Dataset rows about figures
## START

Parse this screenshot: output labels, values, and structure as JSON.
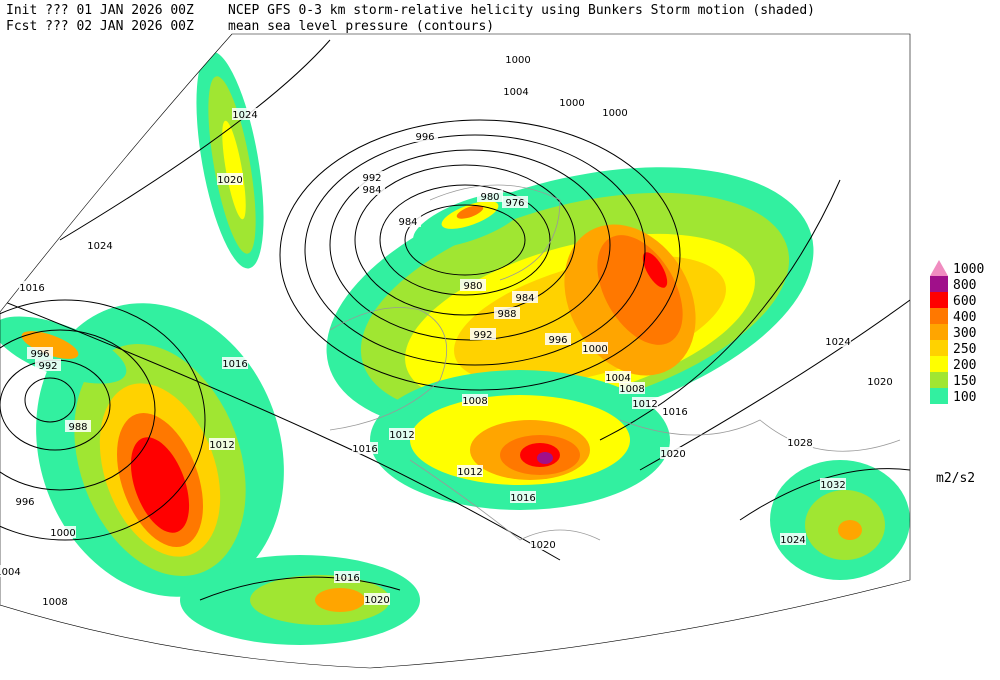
{
  "header": {
    "init": "Init  ??? 01 JAN 2026 00Z",
    "fcst": "Fcst ??? 02 JAN 2026 00Z",
    "title": "NCEP GFS 0-3 km storm-relative helicity using Bunkers Storm motion (shaded)",
    "subtitle": "mean sea level pressure (contours)"
  },
  "legend": {
    "levels": [
      1000,
      800,
      600,
      400,
      300,
      250,
      200,
      150,
      100
    ],
    "colors": [
      "#f08cc0",
      "#a0108a",
      "#ff0000",
      "#ff7800",
      "#ffa500",
      "#ffd200",
      "#ffff00",
      "#a0e632",
      "#32f0a0"
    ],
    "units": "m2/s2"
  },
  "isobar_labels": [
    1024,
    1020,
    1024,
    1016,
    1016,
    996,
    992,
    988,
    996,
    1000,
    1004,
    1008,
    1012,
    1000,
    1004,
    1000,
    1000,
    996,
    992,
    984,
    984,
    980,
    976,
    980,
    984,
    988,
    992,
    996,
    1000,
    1004,
    1008,
    1012,
    1016,
    1020,
    1008,
    1012,
    1016,
    1012,
    1016,
    1020,
    1016,
    1020,
    1024,
    1028,
    1032,
    1024,
    1020
  ]
}
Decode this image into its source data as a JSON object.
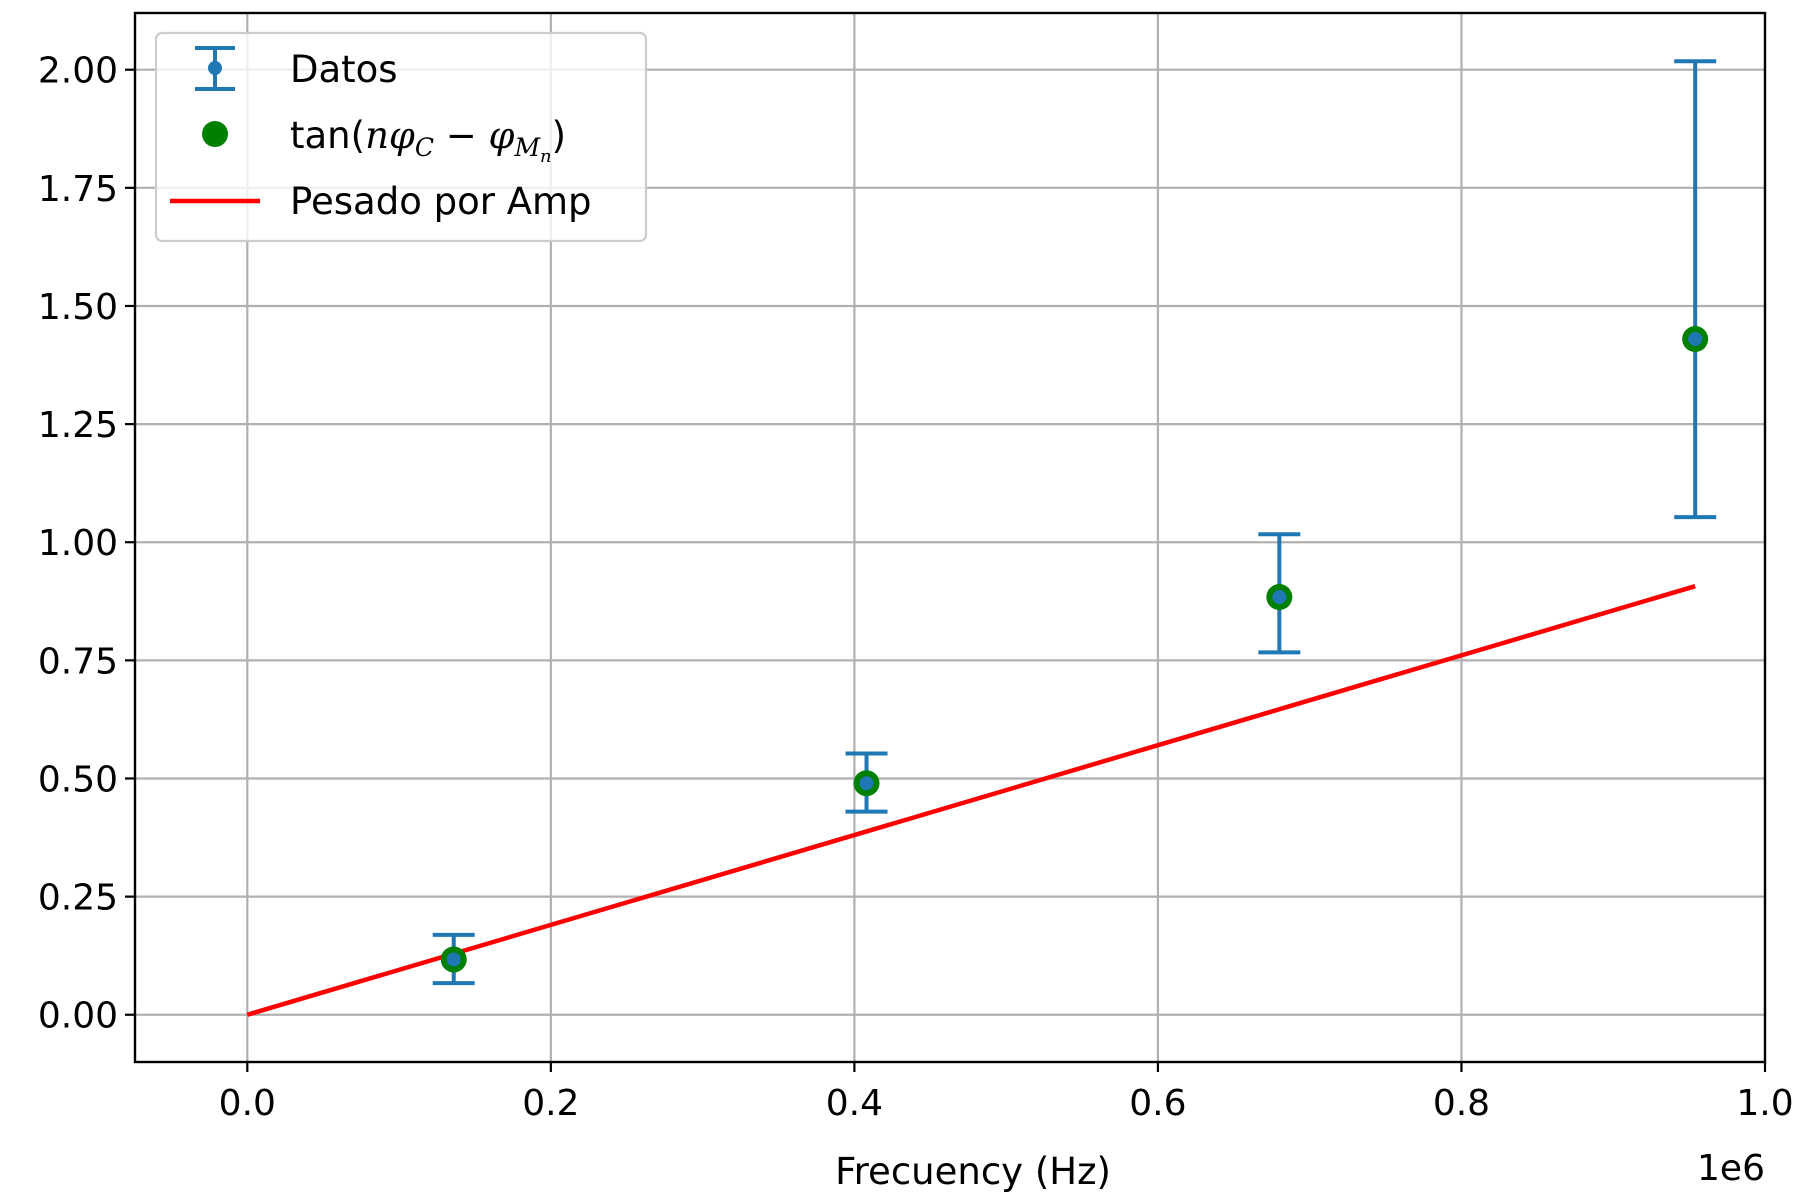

## END

- [The exercise]: Leave out the pictures and give the rest of the records again exactly.

- [Solution to this problem]:
Parse this screenshot: output labels, values, and structure as JSON.
{
  "header": {
    "init": "Init  ??? 01 JAN 2026 00Z",
    "fcst": "Fcst ??? 02 JAN 2026 00Z",
    "title": "NCEP GFS 0-3 km storm-relative helicity using Bunkers Storm motion (shaded)",
    "subtitle": "mean sea level pressure (contours)"
  },
  "legend": {
    "levels": [
      1000,
      800,
      600,
      400,
      300,
      250,
      200,
      150,
      100
    ],
    "colors": [
      "#f08cc0",
      "#a0108a",
      "#ff0000",
      "#ff7800",
      "#ffa500",
      "#ffd200",
      "#ffff00",
      "#a0e632",
      "#32f0a0"
    ],
    "units": "m2/s2"
  },
  "isobar_labels": [
    1024,
    1020,
    1024,
    1016,
    1016,
    996,
    992,
    988,
    996,
    1000,
    1004,
    1008,
    1012,
    1000,
    1004,
    1000,
    1000,
    996,
    992,
    984,
    984,
    980,
    976,
    980,
    984,
    988,
    992,
    996,
    1000,
    1004,
    1008,
    1012,
    1016,
    1020,
    1008,
    1012,
    1016,
    1012,
    1016,
    1020,
    1016,
    1020,
    1024,
    1028,
    1032,
    1024,
    1020
  ]
}
Decode this image into its source data as a JSON object.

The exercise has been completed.